*** Excerpted data

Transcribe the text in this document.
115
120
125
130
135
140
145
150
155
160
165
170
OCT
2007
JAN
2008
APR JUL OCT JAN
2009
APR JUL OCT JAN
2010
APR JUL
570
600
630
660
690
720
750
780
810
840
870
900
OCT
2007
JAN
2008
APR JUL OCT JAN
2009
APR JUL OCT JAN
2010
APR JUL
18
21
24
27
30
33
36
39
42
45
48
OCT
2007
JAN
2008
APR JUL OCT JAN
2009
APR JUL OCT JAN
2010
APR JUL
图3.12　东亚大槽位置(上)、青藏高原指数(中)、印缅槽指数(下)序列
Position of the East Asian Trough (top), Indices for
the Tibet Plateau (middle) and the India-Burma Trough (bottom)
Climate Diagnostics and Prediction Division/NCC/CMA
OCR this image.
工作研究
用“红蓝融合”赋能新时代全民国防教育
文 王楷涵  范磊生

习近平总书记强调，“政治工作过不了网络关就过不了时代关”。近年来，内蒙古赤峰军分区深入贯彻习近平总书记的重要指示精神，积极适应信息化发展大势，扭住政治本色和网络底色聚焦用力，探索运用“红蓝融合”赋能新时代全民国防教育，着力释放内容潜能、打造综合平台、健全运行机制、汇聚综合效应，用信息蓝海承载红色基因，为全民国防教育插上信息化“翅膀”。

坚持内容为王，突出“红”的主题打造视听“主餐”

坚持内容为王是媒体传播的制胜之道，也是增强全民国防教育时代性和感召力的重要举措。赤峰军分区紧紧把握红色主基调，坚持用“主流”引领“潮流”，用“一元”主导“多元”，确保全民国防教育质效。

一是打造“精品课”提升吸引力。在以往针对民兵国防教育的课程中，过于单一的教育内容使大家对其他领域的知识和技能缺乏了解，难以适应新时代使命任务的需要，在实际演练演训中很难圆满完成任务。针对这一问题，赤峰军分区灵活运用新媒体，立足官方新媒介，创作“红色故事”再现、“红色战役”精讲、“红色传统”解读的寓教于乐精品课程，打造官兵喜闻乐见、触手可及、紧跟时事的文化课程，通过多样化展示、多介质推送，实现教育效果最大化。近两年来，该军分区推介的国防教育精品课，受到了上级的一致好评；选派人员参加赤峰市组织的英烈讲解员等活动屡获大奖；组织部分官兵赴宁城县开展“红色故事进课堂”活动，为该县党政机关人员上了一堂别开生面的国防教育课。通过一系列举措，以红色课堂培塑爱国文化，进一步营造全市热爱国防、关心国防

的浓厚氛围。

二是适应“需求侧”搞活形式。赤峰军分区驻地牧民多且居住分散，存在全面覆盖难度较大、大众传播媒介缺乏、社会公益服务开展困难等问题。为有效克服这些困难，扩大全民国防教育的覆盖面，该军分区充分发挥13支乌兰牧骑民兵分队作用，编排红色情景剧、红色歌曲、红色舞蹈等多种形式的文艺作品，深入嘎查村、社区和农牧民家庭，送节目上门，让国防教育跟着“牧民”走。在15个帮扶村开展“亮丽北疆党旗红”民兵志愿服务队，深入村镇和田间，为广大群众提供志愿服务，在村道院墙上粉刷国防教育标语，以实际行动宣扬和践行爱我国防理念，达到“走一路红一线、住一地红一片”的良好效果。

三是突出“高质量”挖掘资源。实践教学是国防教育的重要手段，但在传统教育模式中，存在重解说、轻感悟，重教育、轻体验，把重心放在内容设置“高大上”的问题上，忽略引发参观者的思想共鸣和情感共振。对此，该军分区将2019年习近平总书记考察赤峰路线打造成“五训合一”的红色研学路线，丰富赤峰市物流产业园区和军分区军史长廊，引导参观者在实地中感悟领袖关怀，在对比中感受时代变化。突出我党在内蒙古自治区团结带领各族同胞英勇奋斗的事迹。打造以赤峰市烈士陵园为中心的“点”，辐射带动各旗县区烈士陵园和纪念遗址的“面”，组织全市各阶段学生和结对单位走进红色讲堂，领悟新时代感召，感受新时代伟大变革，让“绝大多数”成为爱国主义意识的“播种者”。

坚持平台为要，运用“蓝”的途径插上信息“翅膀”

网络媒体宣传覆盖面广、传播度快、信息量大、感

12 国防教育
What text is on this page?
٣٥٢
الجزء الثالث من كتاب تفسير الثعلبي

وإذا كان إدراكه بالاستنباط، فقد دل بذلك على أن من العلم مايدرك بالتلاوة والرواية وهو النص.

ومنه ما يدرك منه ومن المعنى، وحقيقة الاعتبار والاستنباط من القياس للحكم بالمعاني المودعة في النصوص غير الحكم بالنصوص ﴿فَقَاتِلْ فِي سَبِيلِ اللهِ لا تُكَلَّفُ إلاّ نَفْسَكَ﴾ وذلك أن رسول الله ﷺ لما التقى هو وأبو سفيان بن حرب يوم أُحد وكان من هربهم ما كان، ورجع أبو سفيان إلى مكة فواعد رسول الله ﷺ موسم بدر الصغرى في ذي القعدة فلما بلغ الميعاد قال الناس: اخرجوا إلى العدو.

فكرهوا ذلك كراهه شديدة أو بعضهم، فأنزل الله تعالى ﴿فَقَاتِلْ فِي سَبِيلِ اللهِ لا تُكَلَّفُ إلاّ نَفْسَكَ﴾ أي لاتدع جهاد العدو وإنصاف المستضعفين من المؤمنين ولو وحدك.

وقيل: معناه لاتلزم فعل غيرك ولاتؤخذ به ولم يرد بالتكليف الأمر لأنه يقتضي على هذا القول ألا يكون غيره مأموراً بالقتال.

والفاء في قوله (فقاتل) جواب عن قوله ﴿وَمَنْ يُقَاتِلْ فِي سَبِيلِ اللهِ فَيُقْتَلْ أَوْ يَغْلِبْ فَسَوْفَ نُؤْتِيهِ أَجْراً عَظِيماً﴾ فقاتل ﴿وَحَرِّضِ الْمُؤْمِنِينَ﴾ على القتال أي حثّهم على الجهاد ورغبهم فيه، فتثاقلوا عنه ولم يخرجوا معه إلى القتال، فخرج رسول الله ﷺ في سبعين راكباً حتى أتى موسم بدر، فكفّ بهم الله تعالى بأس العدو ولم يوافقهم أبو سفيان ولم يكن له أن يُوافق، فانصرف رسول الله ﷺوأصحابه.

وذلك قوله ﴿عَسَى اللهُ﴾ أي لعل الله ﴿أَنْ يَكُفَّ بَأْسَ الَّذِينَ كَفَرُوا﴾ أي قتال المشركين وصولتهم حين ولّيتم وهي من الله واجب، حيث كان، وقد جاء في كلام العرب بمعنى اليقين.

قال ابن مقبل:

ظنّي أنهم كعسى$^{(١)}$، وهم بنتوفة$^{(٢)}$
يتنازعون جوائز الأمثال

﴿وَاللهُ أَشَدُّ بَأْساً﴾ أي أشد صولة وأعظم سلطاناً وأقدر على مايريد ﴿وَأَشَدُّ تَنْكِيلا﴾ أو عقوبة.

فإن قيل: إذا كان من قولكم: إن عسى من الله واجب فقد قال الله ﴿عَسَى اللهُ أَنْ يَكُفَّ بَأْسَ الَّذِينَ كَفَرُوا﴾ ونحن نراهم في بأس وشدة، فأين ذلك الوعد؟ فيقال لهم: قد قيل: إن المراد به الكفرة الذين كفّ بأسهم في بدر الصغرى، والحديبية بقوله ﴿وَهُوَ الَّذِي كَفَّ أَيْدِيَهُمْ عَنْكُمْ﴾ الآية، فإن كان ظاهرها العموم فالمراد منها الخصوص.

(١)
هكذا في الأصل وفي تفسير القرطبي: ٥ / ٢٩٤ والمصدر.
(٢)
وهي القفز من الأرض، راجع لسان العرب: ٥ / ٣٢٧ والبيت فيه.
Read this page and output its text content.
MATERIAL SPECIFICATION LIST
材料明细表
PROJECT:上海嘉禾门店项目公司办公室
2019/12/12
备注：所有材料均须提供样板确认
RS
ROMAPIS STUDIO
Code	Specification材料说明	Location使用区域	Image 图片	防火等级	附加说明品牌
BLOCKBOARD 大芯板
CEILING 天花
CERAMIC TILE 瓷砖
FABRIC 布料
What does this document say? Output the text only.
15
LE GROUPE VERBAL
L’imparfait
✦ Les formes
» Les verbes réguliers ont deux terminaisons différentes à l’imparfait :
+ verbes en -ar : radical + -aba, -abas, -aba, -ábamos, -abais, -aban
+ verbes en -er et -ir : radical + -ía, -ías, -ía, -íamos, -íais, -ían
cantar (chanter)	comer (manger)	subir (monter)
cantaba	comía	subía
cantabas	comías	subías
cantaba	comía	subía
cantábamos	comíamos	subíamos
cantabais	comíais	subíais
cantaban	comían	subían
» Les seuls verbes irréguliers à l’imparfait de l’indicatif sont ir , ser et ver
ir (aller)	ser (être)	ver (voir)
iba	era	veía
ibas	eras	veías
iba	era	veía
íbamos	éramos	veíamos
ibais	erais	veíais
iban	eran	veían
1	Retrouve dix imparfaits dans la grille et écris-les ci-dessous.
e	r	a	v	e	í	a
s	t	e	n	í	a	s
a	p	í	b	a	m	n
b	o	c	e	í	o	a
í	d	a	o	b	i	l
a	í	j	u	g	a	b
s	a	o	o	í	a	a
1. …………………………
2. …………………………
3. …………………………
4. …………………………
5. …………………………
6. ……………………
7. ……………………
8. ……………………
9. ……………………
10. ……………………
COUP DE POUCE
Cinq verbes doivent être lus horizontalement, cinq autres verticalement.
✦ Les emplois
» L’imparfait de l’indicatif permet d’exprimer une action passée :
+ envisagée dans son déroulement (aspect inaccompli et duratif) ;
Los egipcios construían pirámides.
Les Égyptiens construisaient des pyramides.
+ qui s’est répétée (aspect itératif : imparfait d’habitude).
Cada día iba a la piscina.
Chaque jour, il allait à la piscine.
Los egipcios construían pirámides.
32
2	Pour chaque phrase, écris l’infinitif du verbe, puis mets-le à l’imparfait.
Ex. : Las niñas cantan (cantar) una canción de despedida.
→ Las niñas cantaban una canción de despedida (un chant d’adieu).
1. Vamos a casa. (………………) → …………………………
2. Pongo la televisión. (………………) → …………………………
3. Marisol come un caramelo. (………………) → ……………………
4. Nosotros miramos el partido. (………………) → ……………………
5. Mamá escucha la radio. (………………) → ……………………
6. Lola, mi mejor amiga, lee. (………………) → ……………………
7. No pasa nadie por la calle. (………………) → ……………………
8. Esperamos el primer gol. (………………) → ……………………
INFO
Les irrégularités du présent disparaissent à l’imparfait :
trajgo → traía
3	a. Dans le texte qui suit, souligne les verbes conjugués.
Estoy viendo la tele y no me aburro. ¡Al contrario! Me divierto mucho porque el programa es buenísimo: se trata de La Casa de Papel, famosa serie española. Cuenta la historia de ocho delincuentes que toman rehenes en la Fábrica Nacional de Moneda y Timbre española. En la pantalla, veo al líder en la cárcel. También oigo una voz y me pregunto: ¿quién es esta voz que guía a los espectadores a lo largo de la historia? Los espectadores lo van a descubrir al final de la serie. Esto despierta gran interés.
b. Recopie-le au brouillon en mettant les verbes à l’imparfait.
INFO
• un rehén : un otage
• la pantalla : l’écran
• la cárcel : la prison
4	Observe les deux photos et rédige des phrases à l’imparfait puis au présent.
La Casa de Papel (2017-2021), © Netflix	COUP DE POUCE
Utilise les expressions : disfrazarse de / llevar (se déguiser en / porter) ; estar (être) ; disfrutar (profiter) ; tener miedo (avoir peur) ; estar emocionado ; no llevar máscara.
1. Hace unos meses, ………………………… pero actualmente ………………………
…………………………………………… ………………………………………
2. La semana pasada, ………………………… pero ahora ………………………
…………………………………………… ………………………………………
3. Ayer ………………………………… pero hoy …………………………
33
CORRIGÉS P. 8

******

- **Exercise brief**
Scan the material above for the string "العرب" and report each line where you find it.

- **Answer in full**
وذلك قوله ﴿عَسَى اللهُ﴾ أي لعل الله ﴿أَنْ يَكُفَّ بَأْسَ الَّذِينَ كَفَرُوا﴾ أي قتال المشركين وصولتهم حين ولّيتم وهي من الله واجب، حيث كان، وقد جاء في كلام العرب بمعنى اليقين.
وهي القفز من الأرض، راجع لسان العرب: ٥ / ٣٢٧ والبيت فيه.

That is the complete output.